BRIEF: Repeat the listing that follows, character for character, minus the pictures.

DATASET EXCERPTS:
----------
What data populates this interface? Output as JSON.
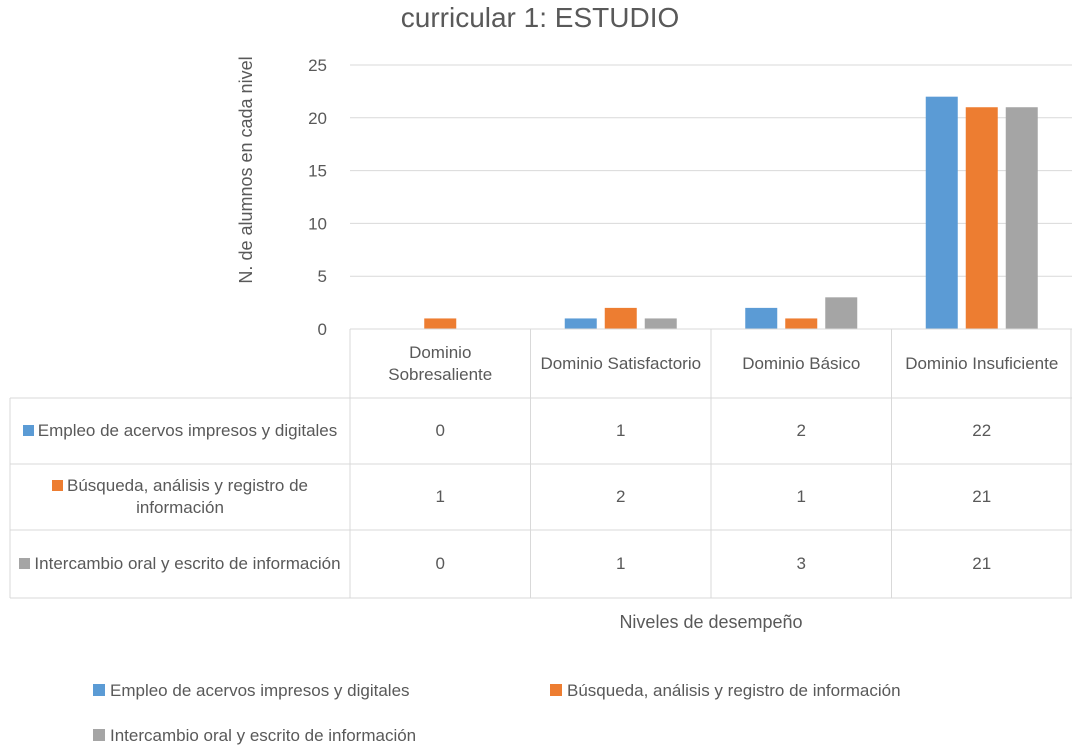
{
  "chart_data": {
    "type": "bar",
    "title": "curricular 1: ESTUDIO",
    "y_label": "N. de alumnos en cada nivel",
    "x_label": "Niveles de desempeño",
    "categories": [
      "Dominio Sobresaliente",
      "Dominio Satisfactorio",
      "Dominio Básico",
      "Dominio Insuficiente"
    ],
    "series": [
      {
        "name": "Empleo de acervos impresos y digitales",
        "color": "#5b9bd5",
        "values": [
          0,
          1,
          2,
          22
        ]
      },
      {
        "name": "Búsqueda, análisis y registro de información",
        "color": "#ed7d31",
        "values": [
          1,
          2,
          1,
          21
        ]
      },
      {
        "name": "Intercambio oral y escrito de información",
        "color": "#a5a5a5",
        "values": [
          0,
          1,
          3,
          21
        ]
      }
    ],
    "ylim": [
      0,
      25
    ],
    "yticks": [
      0,
      5,
      10,
      15,
      20,
      25
    ],
    "grid": true,
    "legend": "bottom",
    "data_table": true
  }
}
----------
RESPONSE BELOW:
What data populates this interface? Output as JSON.
{
  "chart_data": {
    "type": "bar",
    "title": "curricular 1: ESTUDIO",
    "y_label": "N. de alumnos en cada nivel",
    "x_label": "Niveles de desempeño",
    "categories": [
      "Dominio Sobresaliente",
      "Dominio Satisfactorio",
      "Dominio Básico",
      "Dominio Insuficiente"
    ],
    "series": [
      {
        "name": "Empleo de acervos impresos y digitales",
        "color": "#5b9bd5",
        "values": [
          0,
          1,
          2,
          22
        ]
      },
      {
        "name": "Búsqueda, análisis y registro de información",
        "color": "#ed7d31",
        "values": [
          1,
          2,
          1,
          21
        ]
      },
      {
        "name": "Intercambio oral y escrito de información",
        "color": "#a5a5a5",
        "values": [
          0,
          1,
          3,
          21
        ]
      }
    ],
    "ylim": [
      0,
      25
    ],
    "yticks": [
      0,
      5,
      10,
      15,
      20,
      25
    ],
    "grid": true,
    "legend": "bottom",
    "data_table": true
  }
}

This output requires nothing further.